Repeat every record below exactly, but leave out any pictures.
[begin EXTRACTED DATA]
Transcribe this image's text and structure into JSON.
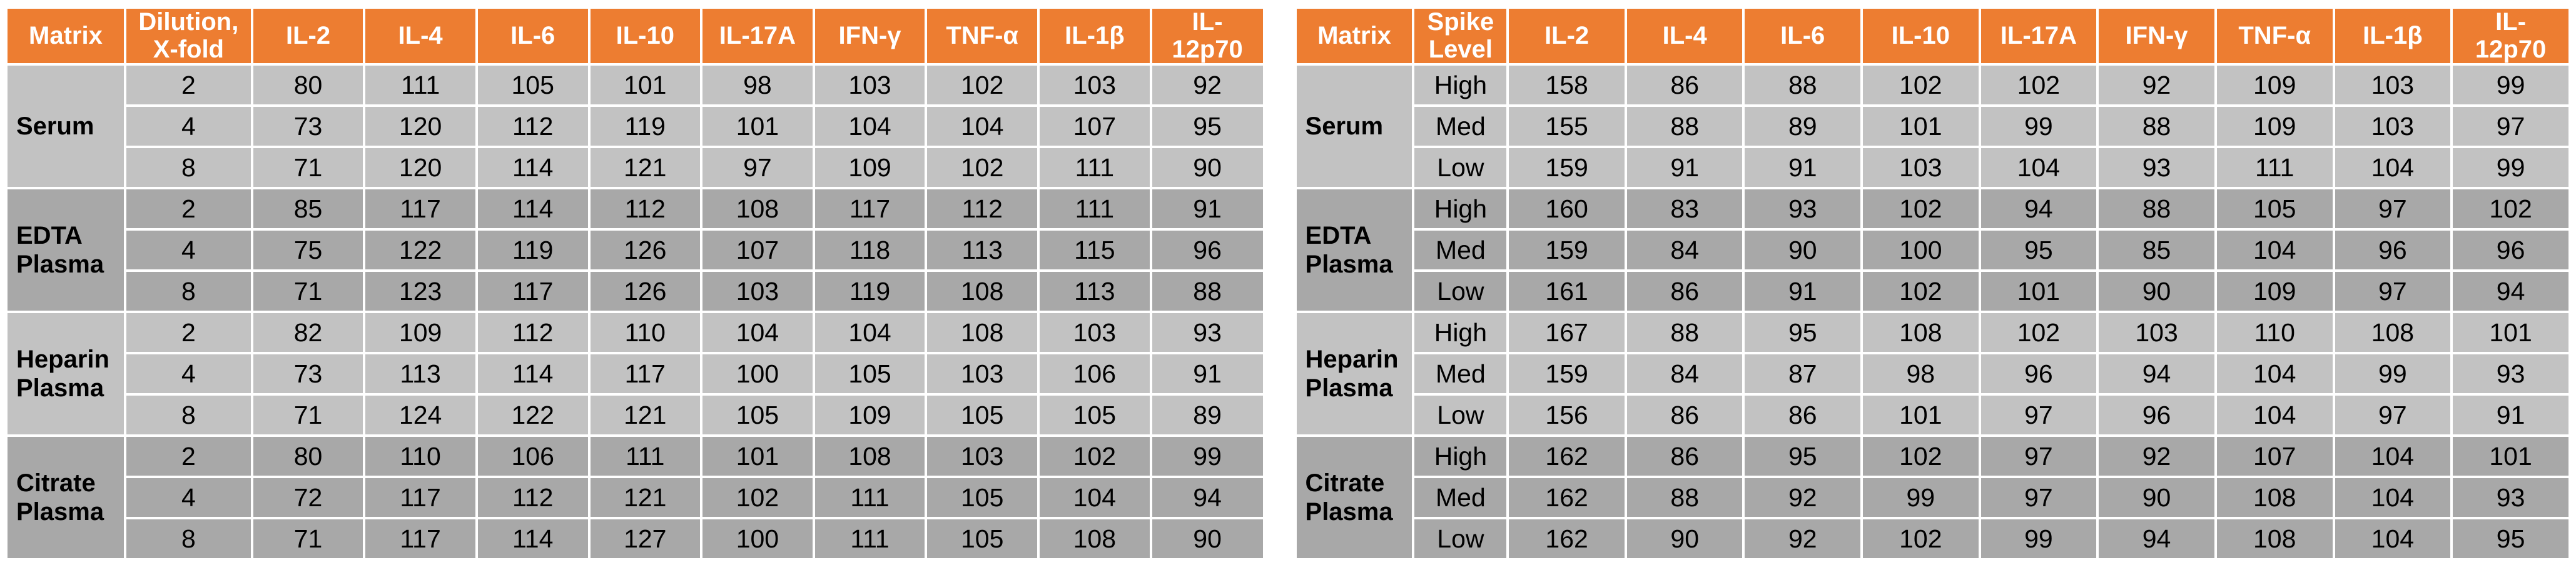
{
  "colors": {
    "header_bg": "#ED7D31",
    "header_text": "#FFFFFF",
    "row_light": "#C2C2C2",
    "row_dark": "#A8A8A8",
    "gridline": "#FFFFFF",
    "data_text": "#000000"
  },
  "analyte_wrap": {
    "IL-12p70": [
      "IL-",
      "12p70"
    ]
  },
  "tables": [
    {
      "id": "dilution-linearity-table",
      "matrix_header": "Matrix",
      "level_header": "Dilution, X-fold",
      "level_header_lines": [
        "Dilution,",
        "X-fold"
      ],
      "analytes": [
        "IL-2",
        "IL-4",
        "IL-6",
        "IL-10",
        "IL-17A",
        "IFN-γ",
        "TNF-α",
        "IL-1β",
        "IL-12p70"
      ],
      "groups": [
        {
          "matrix": "Serum",
          "rows": [
            {
              "level": "2",
              "values": [
                80,
                111,
                105,
                101,
                98,
                103,
                102,
                103,
                92
              ]
            },
            {
              "level": "4",
              "values": [
                73,
                120,
                112,
                119,
                101,
                104,
                104,
                107,
                95
              ]
            },
            {
              "level": "8",
              "values": [
                71,
                120,
                114,
                121,
                97,
                109,
                102,
                111,
                90
              ]
            }
          ]
        },
        {
          "matrix": "EDTA Plasma",
          "rows": [
            {
              "level": "2",
              "values": [
                85,
                117,
                114,
                112,
                108,
                117,
                112,
                111,
                91
              ]
            },
            {
              "level": "4",
              "values": [
                75,
                122,
                119,
                126,
                107,
                118,
                113,
                115,
                96
              ]
            },
            {
              "level": "8",
              "values": [
                71,
                123,
                117,
                126,
                103,
                119,
                108,
                113,
                88
              ]
            }
          ]
        },
        {
          "matrix": "Heparin Plasma",
          "rows": [
            {
              "level": "2",
              "values": [
                82,
                109,
                112,
                110,
                104,
                104,
                108,
                103,
                93
              ]
            },
            {
              "level": "4",
              "values": [
                73,
                113,
                114,
                117,
                100,
                105,
                103,
                106,
                91
              ]
            },
            {
              "level": "8",
              "values": [
                71,
                124,
                122,
                121,
                105,
                109,
                105,
                105,
                89
              ]
            }
          ]
        },
        {
          "matrix": "Citrate Plasma",
          "rows": [
            {
              "level": "2",
              "values": [
                80,
                110,
                106,
                111,
                101,
                108,
                103,
                102,
                99
              ]
            },
            {
              "level": "4",
              "values": [
                72,
                117,
                112,
                121,
                102,
                111,
                105,
                104,
                94
              ]
            },
            {
              "level": "8",
              "values": [
                71,
                117,
                114,
                127,
                100,
                111,
                105,
                108,
                90
              ]
            }
          ]
        }
      ]
    },
    {
      "id": "spike-recovery-table",
      "matrix_header": "Matrix",
      "level_header": "Spike Level",
      "level_header_lines": [
        "Spike",
        "Level"
      ],
      "analytes": [
        "IL-2",
        "IL-4",
        "IL-6",
        "IL-10",
        "IL-17A",
        "IFN-γ",
        "TNF-α",
        "IL-1β",
        "IL-12p70"
      ],
      "groups": [
        {
          "matrix": "Serum",
          "rows": [
            {
              "level": "High",
              "values": [
                158,
                86,
                88,
                102,
                102,
                92,
                109,
                103,
                99
              ]
            },
            {
              "level": "Med",
              "values": [
                155,
                88,
                89,
                101,
                99,
                88,
                109,
                103,
                97
              ]
            },
            {
              "level": "Low",
              "values": [
                159,
                91,
                91,
                103,
                104,
                93,
                111,
                104,
                99
              ]
            }
          ]
        },
        {
          "matrix": "EDTA Plasma",
          "rows": [
            {
              "level": "High",
              "values": [
                160,
                83,
                93,
                102,
                94,
                88,
                105,
                97,
                102
              ]
            },
            {
              "level": "Med",
              "values": [
                159,
                84,
                90,
                100,
                95,
                85,
                104,
                96,
                96
              ]
            },
            {
              "level": "Low",
              "values": [
                161,
                86,
                91,
                102,
                101,
                90,
                109,
                97,
                94
              ]
            }
          ]
        },
        {
          "matrix": "Heparin Plasma",
          "rows": [
            {
              "level": "High",
              "values": [
                167,
                88,
                95,
                108,
                102,
                103,
                110,
                108,
                101
              ]
            },
            {
              "level": "Med",
              "values": [
                159,
                84,
                87,
                98,
                96,
                94,
                104,
                99,
                93
              ]
            },
            {
              "level": "Low",
              "values": [
                156,
                86,
                86,
                101,
                97,
                96,
                104,
                97,
                91
              ]
            }
          ]
        },
        {
          "matrix": "Citrate Plasma",
          "rows": [
            {
              "level": "High",
              "values": [
                162,
                86,
                95,
                102,
                97,
                92,
                107,
                104,
                101
              ]
            },
            {
              "level": "Med",
              "values": [
                162,
                88,
                92,
                99,
                97,
                90,
                108,
                104,
                93
              ]
            },
            {
              "level": "Low",
              "values": [
                162,
                90,
                92,
                102,
                99,
                94,
                108,
                104,
                95
              ]
            }
          ]
        }
      ]
    }
  ]
}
[end EXTRACTED DATA]
## EXERCISE ANSWER:
Transcribe this image's text and structure into JSON.
{
  "colors": {
    "header_bg": "#ED7D31",
    "header_text": "#FFFFFF",
    "row_light": "#C2C2C2",
    "row_dark": "#A8A8A8",
    "gridline": "#FFFFFF",
    "data_text": "#000000"
  },
  "analyte_wrap": {
    "IL-12p70": [
      "IL-",
      "12p70"
    ]
  },
  "tables": [
    {
      "id": "dilution-linearity-table",
      "matrix_header": "Matrix",
      "level_header": "Dilution, X-fold",
      "level_header_lines": [
        "Dilution,",
        "X-fold"
      ],
      "analytes": [
        "IL-2",
        "IL-4",
        "IL-6",
        "IL-10",
        "IL-17A",
        "IFN-γ",
        "TNF-α",
        "IL-1β",
        "IL-12p70"
      ],
      "groups": [
        {
          "matrix": "Serum",
          "rows": [
            {
              "level": "2",
              "values": [
                80,
                111,
                105,
                101,
                98,
                103,
                102,
                103,
                92
              ]
            },
            {
              "level": "4",
              "values": [
                73,
                120,
                112,
                119,
                101,
                104,
                104,
                107,
                95
              ]
            },
            {
              "level": "8",
              "values": [
                71,
                120,
                114,
                121,
                97,
                109,
                102,
                111,
                90
              ]
            }
          ]
        },
        {
          "matrix": "EDTA Plasma",
          "rows": [
            {
              "level": "2",
              "values": [
                85,
                117,
                114,
                112,
                108,
                117,
                112,
                111,
                91
              ]
            },
            {
              "level": "4",
              "values": [
                75,
                122,
                119,
                126,
                107,
                118,
                113,
                115,
                96
              ]
            },
            {
              "level": "8",
              "values": [
                71,
                123,
                117,
                126,
                103,
                119,
                108,
                113,
                88
              ]
            }
          ]
        },
        {
          "matrix": "Heparin Plasma",
          "rows": [
            {
              "level": "2",
              "values": [
                82,
                109,
                112,
                110,
                104,
                104,
                108,
                103,
                93
              ]
            },
            {
              "level": "4",
              "values": [
                73,
                113,
                114,
                117,
                100,
                105,
                103,
                106,
                91
              ]
            },
            {
              "level": "8",
              "values": [
                71,
                124,
                122,
                121,
                105,
                109,
                105,
                105,
                89
              ]
            }
          ]
        },
        {
          "matrix": "Citrate Plasma",
          "rows": [
            {
              "level": "2",
              "values": [
                80,
                110,
                106,
                111,
                101,
                108,
                103,
                102,
                99
              ]
            },
            {
              "level": "4",
              "values": [
                72,
                117,
                112,
                121,
                102,
                111,
                105,
                104,
                94
              ]
            },
            {
              "level": "8",
              "values": [
                71,
                117,
                114,
                127,
                100,
                111,
                105,
                108,
                90
              ]
            }
          ]
        }
      ]
    },
    {
      "id": "spike-recovery-table",
      "matrix_header": "Matrix",
      "level_header": "Spike Level",
      "level_header_lines": [
        "Spike",
        "Level"
      ],
      "analytes": [
        "IL-2",
        "IL-4",
        "IL-6",
        "IL-10",
        "IL-17A",
        "IFN-γ",
        "TNF-α",
        "IL-1β",
        "IL-12p70"
      ],
      "groups": [
        {
          "matrix": "Serum",
          "rows": [
            {
              "level": "High",
              "values": [
                158,
                86,
                88,
                102,
                102,
                92,
                109,
                103,
                99
              ]
            },
            {
              "level": "Med",
              "values": [
                155,
                88,
                89,
                101,
                99,
                88,
                109,
                103,
                97
              ]
            },
            {
              "level": "Low",
              "values": [
                159,
                91,
                91,
                103,
                104,
                93,
                111,
                104,
                99
              ]
            }
          ]
        },
        {
          "matrix": "EDTA Plasma",
          "rows": [
            {
              "level": "High",
              "values": [
                160,
                83,
                93,
                102,
                94,
                88,
                105,
                97,
                102
              ]
            },
            {
              "level": "Med",
              "values": [
                159,
                84,
                90,
                100,
                95,
                85,
                104,
                96,
                96
              ]
            },
            {
              "level": "Low",
              "values": [
                161,
                86,
                91,
                102,
                101,
                90,
                109,
                97,
                94
              ]
            }
          ]
        },
        {
          "matrix": "Heparin Plasma",
          "rows": [
            {
              "level": "High",
              "values": [
                167,
                88,
                95,
                108,
                102,
                103,
                110,
                108,
                101
              ]
            },
            {
              "level": "Med",
              "values": [
                159,
                84,
                87,
                98,
                96,
                94,
                104,
                99,
                93
              ]
            },
            {
              "level": "Low",
              "values": [
                156,
                86,
                86,
                101,
                97,
                96,
                104,
                97,
                91
              ]
            }
          ]
        },
        {
          "matrix": "Citrate Plasma",
          "rows": [
            {
              "level": "High",
              "values": [
                162,
                86,
                95,
                102,
                97,
                92,
                107,
                104,
                101
              ]
            },
            {
              "level": "Med",
              "values": [
                162,
                88,
                92,
                99,
                97,
                90,
                108,
                104,
                93
              ]
            },
            {
              "level": "Low",
              "values": [
                162,
                90,
                92,
                102,
                99,
                94,
                108,
                104,
                95
              ]
            }
          ]
        }
      ]
    }
  ]
}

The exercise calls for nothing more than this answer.